**YOUR OBJECTIVE:** Please copy every line of the records below that holds the word "Time".

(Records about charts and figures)
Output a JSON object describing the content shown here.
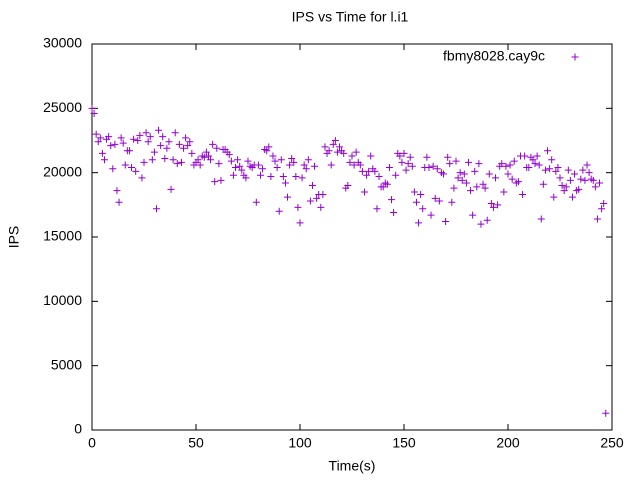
{
  "chart_data": {
    "type": "scatter",
    "title": "IPS vs Time for l.i1",
    "xlabel": "Time(s)",
    "ylabel": "IPS",
    "xlim": [
      0,
      250
    ],
    "xticks": [
      0,
      50,
      100,
      150,
      200,
      250
    ],
    "ylim": [
      0,
      30000
    ],
    "yticks": [
      0,
      5000,
      10000,
      15000,
      20000,
      25000,
      30000
    ],
    "grid": false,
    "legend": "top right",
    "x": [
      0,
      1,
      2,
      3,
      4,
      5,
      6,
      7,
      8,
      9,
      10,
      11,
      12,
      13,
      14,
      15,
      16,
      17,
      18,
      19,
      20,
      21,
      22,
      23,
      24,
      25,
      26,
      27,
      28,
      29,
      30,
      31,
      32,
      33,
      34,
      35,
      36,
      37,
      38,
      39,
      40,
      41,
      42,
      43,
      44,
      45,
      46,
      47,
      48,
      49,
      50,
      51,
      52,
      53,
      54,
      55,
      56,
      57,
      58,
      59,
      60,
      61,
      62,
      63,
      64,
      65,
      66,
      67,
      68,
      69,
      70,
      71,
      72,
      73,
      74,
      75,
      76,
      77,
      78,
      79,
      80,
      81,
      82,
      83,
      84,
      85,
      86,
      87,
      88,
      89,
      90,
      91,
      92,
      93,
      94,
      95,
      96,
      97,
      98,
      99,
      100,
      101,
      102,
      103,
      104,
      105,
      106,
      107,
      108,
      109,
      110,
      111,
      112,
      113,
      114,
      115,
      116,
      117,
      118,
      119,
      120,
      121,
      122,
      123,
      124,
      125,
      126,
      127,
      128,
      129,
      130,
      131,
      132,
      133,
      134,
      135,
      136,
      137,
      138,
      139,
      140,
      141,
      142,
      143,
      144,
      145,
      146,
      147,
      148,
      149,
      150,
      151,
      152,
      153,
      154,
      155,
      156,
      157,
      158,
      159,
      160,
      161,
      162,
      163,
      164,
      165,
      166,
      167,
      168,
      169,
      170,
      171,
      172,
      173,
      174,
      175,
      176,
      177,
      178,
      179,
      180,
      181,
      182,
      183,
      184,
      185,
      186,
      187,
      188,
      189,
      190,
      191,
      192,
      193,
      194,
      195,
      196,
      197,
      198,
      199,
      200,
      201,
      202,
      203,
      204,
      205,
      206,
      207,
      208,
      209,
      210,
      211,
      212,
      213,
      214,
      215,
      216,
      217,
      218,
      219,
      220,
      221,
      222,
      223,
      224,
      225,
      226,
      227,
      228,
      229,
      230,
      231,
      232,
      233,
      234,
      235,
      236,
      237,
      238,
      239,
      240,
      241,
      242,
      243,
      244,
      245,
      246,
      247
    ],
    "series": [
      {
        "name": "fbmy8028.cay9c",
        "color": "#9400d3",
        "values": [
          25000,
          24600,
          23000,
          22400,
          22700,
          21500,
          21000,
          22600,
          22800,
          22100,
          20300,
          22200,
          18600,
          17700,
          22700,
          22300,
          20600,
          21700,
          21700,
          20400,
          22600,
          20100,
          22500,
          22900,
          19600,
          20800,
          23100,
          22400,
          22800,
          21000,
          21600,
          17200,
          23300,
          22100,
          22800,
          21100,
          21900,
          22400,
          18700,
          21000,
          23100,
          20700,
          22200,
          20800,
          21900,
          22700,
          22100,
          22400,
          21500,
          20600,
          20800,
          21000,
          20600,
          21300,
          21200,
          21600,
          21300,
          21000,
          22200,
          19300,
          21900,
          20700,
          19400,
          21800,
          21800,
          21600,
          21400,
          20900,
          19800,
          20400,
          21000,
          20500,
          20200,
          19800,
          19600,
          20900,
          20500,
          20400,
          20600,
          17700,
          20600,
          19800,
          20300,
          21800,
          21700,
          22000,
          19700,
          21300,
          20900,
          20400,
          17000,
          21000,
          19700,
          19200,
          18100,
          20600,
          21100,
          20800,
          19700,
          17300,
          16100,
          19600,
          20600,
          20300,
          21000,
          17800,
          19000,
          20500,
          18000,
          18300,
          17300,
          18300,
          22000,
          21500,
          21700,
          20600,
          22200,
          22500,
          21600,
          22000,
          21700,
          21500,
          18800,
          19000,
          20800,
          21300,
          20600,
          21600,
          20800,
          20600,
          20100,
          18500,
          19800,
          20100,
          21300,
          20300,
          20100,
          17200,
          19700,
          18900,
          18900,
          19200,
          19100,
          20400,
          17900,
          16900,
          19800,
          21500,
          21300,
          20800,
          21500,
          20200,
          20700,
          21200,
          20500,
          18500,
          17700,
          16100,
          18300,
          17200,
          20400,
          21200,
          20400,
          16700,
          20500,
          18000,
          20300,
          17800,
          20000,
          19900,
          16200,
          21200,
          20700,
          17700,
          18800,
          20900,
          19600,
          20000,
          19400,
          19900,
          19200,
          20800,
          18600,
          16700,
          20100,
          18900,
          20700,
          16000,
          19100,
          18800,
          16300,
          19900,
          17600,
          17300,
          19600,
          17500,
          20500,
          20700,
          18500,
          20500,
          19900,
          20600,
          19500,
          20900,
          19200,
          19300,
          21300,
          18300,
          21300,
          20400,
          20400,
          21200,
          21000,
          20700,
          21300,
          20600,
          16400,
          19100,
          20200,
          21700,
          20300,
          21000,
          18100,
          20100,
          20400,
          19600,
          19000,
          18600,
          18900,
          20200,
          19400,
          18100,
          19900,
          18600,
          18700,
          19500,
          20200,
          19400,
          20600,
          20000,
          19500,
          19400,
          18900,
          16400,
          19200,
          17200,
          17600,
          1300
        ]
      }
    ]
  }
}
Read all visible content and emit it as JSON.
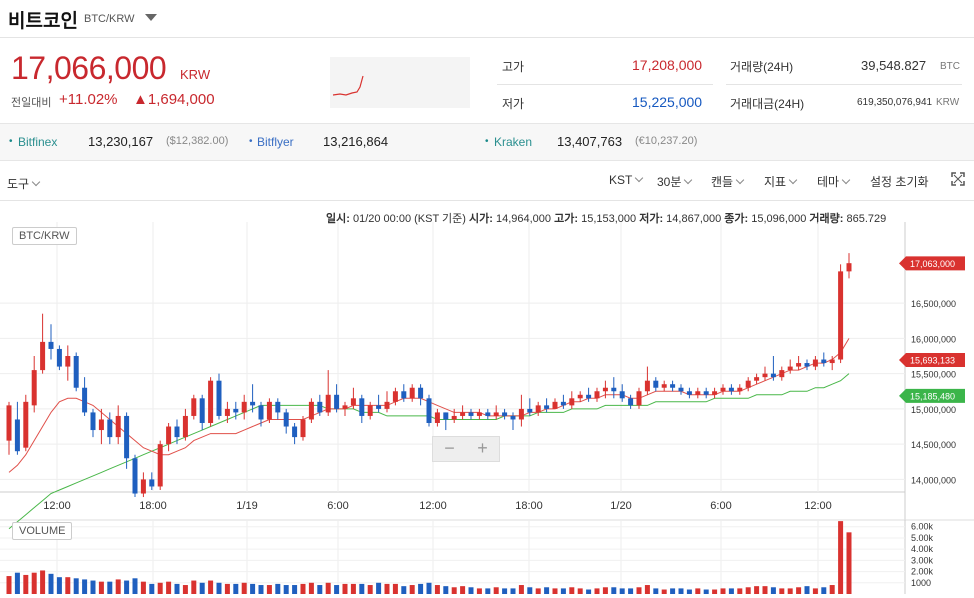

**ANSWER TO THIS EXERCISE:**
    "title": "IPS vs Time for l.i1",
    "xlabel": "Time(s)",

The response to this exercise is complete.